▶ Dataset content
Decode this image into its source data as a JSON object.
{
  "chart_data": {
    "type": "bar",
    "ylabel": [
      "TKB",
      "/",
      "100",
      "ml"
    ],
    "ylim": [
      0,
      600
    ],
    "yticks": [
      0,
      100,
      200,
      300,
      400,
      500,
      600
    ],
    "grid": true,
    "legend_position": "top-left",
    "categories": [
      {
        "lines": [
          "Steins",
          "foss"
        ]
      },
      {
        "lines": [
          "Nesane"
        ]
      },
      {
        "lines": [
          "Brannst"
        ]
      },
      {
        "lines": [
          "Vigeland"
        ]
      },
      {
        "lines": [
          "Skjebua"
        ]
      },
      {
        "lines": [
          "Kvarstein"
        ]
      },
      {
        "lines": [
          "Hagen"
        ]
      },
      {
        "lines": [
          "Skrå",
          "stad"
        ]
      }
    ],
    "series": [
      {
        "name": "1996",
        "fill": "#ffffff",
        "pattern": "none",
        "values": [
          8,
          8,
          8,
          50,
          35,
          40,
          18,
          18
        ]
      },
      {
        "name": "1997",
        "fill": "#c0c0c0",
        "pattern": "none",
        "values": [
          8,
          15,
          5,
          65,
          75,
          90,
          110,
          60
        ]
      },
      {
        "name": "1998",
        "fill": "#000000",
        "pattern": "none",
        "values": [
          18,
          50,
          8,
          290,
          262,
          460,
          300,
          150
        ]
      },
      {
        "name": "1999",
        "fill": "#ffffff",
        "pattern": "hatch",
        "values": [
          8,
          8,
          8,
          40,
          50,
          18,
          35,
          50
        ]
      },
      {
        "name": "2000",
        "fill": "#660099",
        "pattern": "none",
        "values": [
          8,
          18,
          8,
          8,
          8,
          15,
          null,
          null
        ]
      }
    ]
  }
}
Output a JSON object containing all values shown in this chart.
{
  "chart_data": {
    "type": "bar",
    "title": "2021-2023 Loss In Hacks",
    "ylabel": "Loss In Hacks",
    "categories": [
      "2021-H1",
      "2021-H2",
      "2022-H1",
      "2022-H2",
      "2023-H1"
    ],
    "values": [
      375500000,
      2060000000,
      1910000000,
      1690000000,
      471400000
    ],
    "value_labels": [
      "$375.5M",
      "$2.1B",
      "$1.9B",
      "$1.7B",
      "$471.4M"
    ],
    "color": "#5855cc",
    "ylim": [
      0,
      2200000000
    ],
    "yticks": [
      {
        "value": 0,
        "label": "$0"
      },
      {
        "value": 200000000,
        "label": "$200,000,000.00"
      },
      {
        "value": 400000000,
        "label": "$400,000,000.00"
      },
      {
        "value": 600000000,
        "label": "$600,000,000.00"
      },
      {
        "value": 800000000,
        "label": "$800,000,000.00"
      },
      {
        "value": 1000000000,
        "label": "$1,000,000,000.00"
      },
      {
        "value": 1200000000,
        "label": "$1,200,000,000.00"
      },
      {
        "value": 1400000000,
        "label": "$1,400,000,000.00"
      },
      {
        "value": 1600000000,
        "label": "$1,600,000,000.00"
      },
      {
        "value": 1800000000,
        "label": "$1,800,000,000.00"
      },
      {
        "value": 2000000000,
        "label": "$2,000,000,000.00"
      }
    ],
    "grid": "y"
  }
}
--
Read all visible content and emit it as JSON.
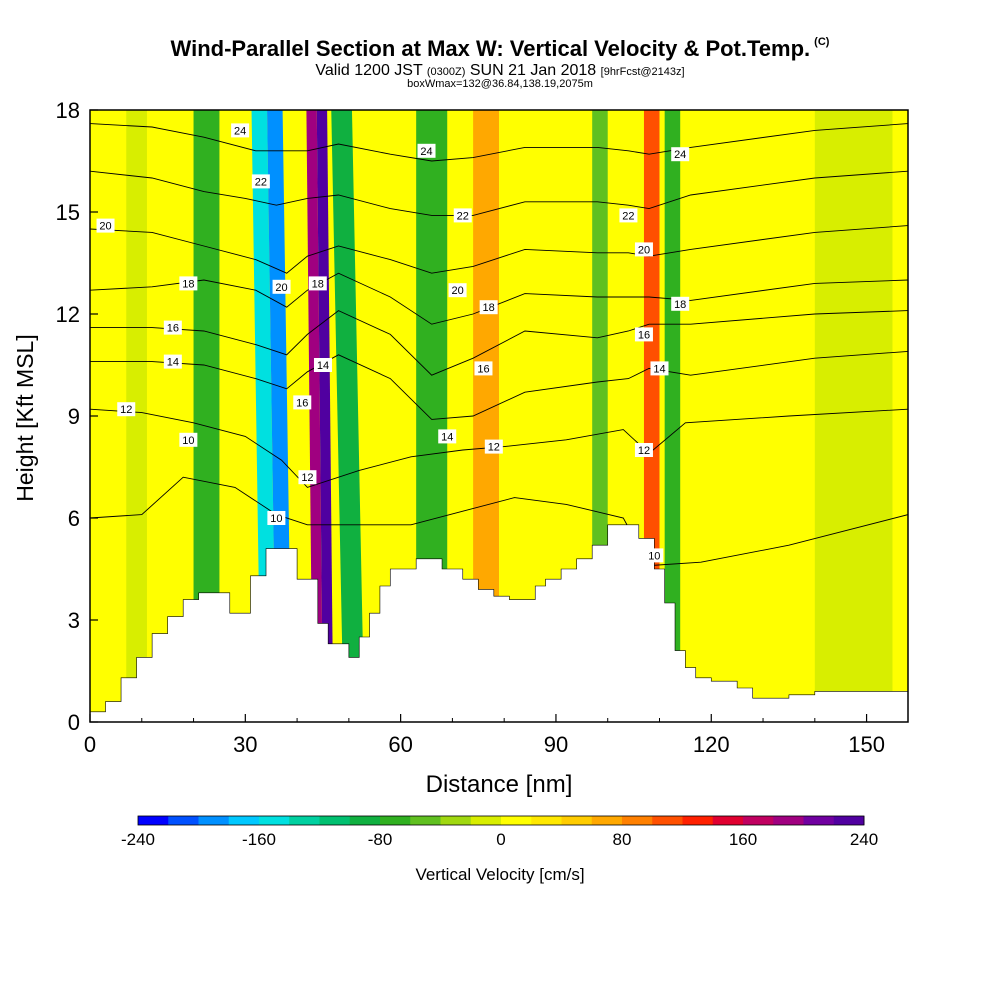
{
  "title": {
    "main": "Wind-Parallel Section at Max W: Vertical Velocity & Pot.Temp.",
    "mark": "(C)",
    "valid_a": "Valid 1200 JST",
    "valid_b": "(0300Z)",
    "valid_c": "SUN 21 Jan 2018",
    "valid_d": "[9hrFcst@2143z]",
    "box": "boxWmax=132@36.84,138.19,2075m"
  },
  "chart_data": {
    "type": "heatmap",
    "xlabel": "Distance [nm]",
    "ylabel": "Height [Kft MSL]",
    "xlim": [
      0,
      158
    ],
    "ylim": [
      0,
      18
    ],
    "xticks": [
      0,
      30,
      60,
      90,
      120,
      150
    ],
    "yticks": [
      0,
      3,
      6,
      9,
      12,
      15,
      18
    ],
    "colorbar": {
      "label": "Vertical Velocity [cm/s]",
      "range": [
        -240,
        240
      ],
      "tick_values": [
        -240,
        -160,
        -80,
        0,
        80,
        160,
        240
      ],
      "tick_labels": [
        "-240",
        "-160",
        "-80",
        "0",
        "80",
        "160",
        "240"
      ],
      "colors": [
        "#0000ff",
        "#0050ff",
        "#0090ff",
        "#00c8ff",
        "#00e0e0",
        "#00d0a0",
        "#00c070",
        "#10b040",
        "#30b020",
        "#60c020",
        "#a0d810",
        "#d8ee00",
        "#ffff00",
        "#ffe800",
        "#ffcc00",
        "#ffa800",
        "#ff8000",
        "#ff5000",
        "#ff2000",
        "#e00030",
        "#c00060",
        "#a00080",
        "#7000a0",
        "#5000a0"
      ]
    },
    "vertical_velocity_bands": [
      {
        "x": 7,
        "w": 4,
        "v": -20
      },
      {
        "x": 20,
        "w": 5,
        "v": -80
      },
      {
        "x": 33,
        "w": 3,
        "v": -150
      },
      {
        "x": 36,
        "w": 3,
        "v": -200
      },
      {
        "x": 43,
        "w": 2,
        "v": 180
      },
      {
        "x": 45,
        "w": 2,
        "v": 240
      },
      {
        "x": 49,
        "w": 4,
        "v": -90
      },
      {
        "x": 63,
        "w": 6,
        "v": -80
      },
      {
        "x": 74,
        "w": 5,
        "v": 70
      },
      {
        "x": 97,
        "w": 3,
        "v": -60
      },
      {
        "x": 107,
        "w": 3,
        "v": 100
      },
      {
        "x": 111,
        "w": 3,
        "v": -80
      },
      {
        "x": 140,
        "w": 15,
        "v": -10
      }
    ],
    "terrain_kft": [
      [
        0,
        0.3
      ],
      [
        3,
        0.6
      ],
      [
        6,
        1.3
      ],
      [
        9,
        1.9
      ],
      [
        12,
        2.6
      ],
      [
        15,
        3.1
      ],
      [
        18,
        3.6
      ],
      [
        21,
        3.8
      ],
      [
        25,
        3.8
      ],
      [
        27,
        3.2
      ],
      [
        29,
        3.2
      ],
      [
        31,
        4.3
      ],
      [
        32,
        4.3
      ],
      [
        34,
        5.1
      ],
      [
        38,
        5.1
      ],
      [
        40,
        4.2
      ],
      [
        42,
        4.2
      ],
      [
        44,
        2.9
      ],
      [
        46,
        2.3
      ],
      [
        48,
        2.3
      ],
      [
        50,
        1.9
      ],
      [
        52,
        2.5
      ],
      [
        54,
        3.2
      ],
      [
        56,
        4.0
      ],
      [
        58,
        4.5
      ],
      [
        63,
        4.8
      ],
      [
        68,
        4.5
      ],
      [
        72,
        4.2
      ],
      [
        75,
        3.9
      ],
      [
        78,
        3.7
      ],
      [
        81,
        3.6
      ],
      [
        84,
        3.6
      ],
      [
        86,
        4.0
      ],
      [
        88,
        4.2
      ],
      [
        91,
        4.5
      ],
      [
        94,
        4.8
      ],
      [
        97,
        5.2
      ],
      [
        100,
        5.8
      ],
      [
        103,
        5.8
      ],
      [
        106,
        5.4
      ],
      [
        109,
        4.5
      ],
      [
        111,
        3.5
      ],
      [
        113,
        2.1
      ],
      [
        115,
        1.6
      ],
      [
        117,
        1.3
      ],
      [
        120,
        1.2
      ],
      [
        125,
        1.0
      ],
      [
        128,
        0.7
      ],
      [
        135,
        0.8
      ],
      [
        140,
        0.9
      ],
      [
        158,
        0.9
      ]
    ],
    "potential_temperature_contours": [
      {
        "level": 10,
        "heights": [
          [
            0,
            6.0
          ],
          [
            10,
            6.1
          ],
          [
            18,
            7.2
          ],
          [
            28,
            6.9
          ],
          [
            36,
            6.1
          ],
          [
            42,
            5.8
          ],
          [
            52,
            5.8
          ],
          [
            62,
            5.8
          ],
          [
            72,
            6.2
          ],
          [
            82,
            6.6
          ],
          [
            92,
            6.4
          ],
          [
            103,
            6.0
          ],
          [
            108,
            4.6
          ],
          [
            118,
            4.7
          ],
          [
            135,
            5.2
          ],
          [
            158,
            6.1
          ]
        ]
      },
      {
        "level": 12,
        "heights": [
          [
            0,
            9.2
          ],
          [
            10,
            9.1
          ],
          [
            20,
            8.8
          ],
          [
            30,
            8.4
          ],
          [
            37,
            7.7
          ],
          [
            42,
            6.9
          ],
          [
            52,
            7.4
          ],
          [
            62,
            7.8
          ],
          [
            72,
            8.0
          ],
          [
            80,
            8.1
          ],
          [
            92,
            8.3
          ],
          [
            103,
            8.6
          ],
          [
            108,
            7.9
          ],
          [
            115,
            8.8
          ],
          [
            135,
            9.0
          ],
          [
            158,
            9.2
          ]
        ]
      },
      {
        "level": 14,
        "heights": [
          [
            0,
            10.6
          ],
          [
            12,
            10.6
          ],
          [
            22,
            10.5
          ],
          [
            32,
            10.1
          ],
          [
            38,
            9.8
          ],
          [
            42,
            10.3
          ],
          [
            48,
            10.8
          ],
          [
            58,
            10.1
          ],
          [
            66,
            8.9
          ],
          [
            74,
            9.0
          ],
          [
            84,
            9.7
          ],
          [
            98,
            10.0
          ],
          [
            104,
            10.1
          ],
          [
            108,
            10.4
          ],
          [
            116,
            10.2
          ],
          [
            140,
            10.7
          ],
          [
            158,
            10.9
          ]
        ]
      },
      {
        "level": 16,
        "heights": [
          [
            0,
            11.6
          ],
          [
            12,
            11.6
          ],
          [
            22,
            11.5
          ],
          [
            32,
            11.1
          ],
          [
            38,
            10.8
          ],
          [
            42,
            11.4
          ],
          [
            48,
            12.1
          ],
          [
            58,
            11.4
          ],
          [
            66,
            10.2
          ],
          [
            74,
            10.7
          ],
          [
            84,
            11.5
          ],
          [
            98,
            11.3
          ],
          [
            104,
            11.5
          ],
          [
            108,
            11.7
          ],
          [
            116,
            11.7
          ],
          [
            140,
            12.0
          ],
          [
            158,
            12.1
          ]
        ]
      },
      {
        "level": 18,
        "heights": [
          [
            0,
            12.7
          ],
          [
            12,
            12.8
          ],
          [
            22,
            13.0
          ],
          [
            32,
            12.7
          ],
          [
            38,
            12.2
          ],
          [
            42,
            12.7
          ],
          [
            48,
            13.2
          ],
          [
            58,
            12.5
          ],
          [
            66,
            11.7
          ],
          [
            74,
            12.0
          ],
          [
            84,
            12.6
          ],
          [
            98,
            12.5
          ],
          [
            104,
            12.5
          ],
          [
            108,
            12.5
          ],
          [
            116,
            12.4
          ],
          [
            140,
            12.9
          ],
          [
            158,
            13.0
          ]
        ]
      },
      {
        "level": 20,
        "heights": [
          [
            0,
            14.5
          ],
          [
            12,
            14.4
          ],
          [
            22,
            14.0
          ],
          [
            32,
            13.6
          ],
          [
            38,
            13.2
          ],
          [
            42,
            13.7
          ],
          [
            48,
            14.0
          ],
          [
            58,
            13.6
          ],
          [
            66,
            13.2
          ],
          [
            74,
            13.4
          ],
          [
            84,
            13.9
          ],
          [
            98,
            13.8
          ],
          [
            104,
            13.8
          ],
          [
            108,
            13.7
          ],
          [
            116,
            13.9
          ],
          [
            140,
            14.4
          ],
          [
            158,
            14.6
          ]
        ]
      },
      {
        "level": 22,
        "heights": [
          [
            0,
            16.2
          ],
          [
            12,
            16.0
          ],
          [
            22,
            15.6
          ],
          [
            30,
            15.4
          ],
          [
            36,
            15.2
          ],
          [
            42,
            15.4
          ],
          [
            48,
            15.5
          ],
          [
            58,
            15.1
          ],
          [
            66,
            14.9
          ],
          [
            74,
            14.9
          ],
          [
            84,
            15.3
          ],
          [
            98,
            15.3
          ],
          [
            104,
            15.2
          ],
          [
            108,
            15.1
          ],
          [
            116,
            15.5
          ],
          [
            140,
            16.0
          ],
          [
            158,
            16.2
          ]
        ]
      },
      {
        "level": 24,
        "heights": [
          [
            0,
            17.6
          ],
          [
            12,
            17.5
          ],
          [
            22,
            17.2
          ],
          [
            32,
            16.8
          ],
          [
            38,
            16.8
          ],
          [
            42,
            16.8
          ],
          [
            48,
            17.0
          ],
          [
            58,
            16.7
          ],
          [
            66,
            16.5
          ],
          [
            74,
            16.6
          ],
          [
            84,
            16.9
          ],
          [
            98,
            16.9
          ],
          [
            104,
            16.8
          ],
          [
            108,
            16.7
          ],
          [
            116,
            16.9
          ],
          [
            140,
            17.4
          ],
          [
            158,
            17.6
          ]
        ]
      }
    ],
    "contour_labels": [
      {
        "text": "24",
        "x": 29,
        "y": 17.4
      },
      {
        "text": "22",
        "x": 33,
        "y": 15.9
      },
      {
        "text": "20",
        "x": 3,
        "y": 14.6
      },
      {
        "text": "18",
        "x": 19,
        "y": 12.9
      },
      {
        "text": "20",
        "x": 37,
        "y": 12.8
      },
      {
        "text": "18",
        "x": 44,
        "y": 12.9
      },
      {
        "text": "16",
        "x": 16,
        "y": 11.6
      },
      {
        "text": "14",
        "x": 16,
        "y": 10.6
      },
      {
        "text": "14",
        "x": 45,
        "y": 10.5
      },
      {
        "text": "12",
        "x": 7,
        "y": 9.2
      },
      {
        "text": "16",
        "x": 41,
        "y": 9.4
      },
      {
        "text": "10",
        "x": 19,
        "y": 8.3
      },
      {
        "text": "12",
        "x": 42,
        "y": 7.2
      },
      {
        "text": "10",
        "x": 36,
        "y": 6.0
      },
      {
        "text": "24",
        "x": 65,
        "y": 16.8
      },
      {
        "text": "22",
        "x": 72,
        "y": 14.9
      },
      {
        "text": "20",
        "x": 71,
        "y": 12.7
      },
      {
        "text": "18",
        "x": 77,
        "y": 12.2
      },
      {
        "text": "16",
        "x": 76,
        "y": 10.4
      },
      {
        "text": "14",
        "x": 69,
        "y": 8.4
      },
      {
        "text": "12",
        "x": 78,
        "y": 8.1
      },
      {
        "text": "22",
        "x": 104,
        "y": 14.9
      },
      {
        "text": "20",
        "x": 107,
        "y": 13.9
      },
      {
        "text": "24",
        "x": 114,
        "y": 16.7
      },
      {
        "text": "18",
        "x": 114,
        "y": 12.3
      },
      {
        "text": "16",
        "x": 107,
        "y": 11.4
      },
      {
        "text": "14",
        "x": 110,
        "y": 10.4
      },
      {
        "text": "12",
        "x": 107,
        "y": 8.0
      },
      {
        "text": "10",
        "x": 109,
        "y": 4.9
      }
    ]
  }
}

▶ What you are asked to do
Pick out the lines that contain "fill" and copy them.

▶ Solution to this problem
        "fill": "#ffffff",
        "fill": "#c0c0c0",
        "fill": "#000000",
        "fill": "#ffffff",
        "fill": "#660099",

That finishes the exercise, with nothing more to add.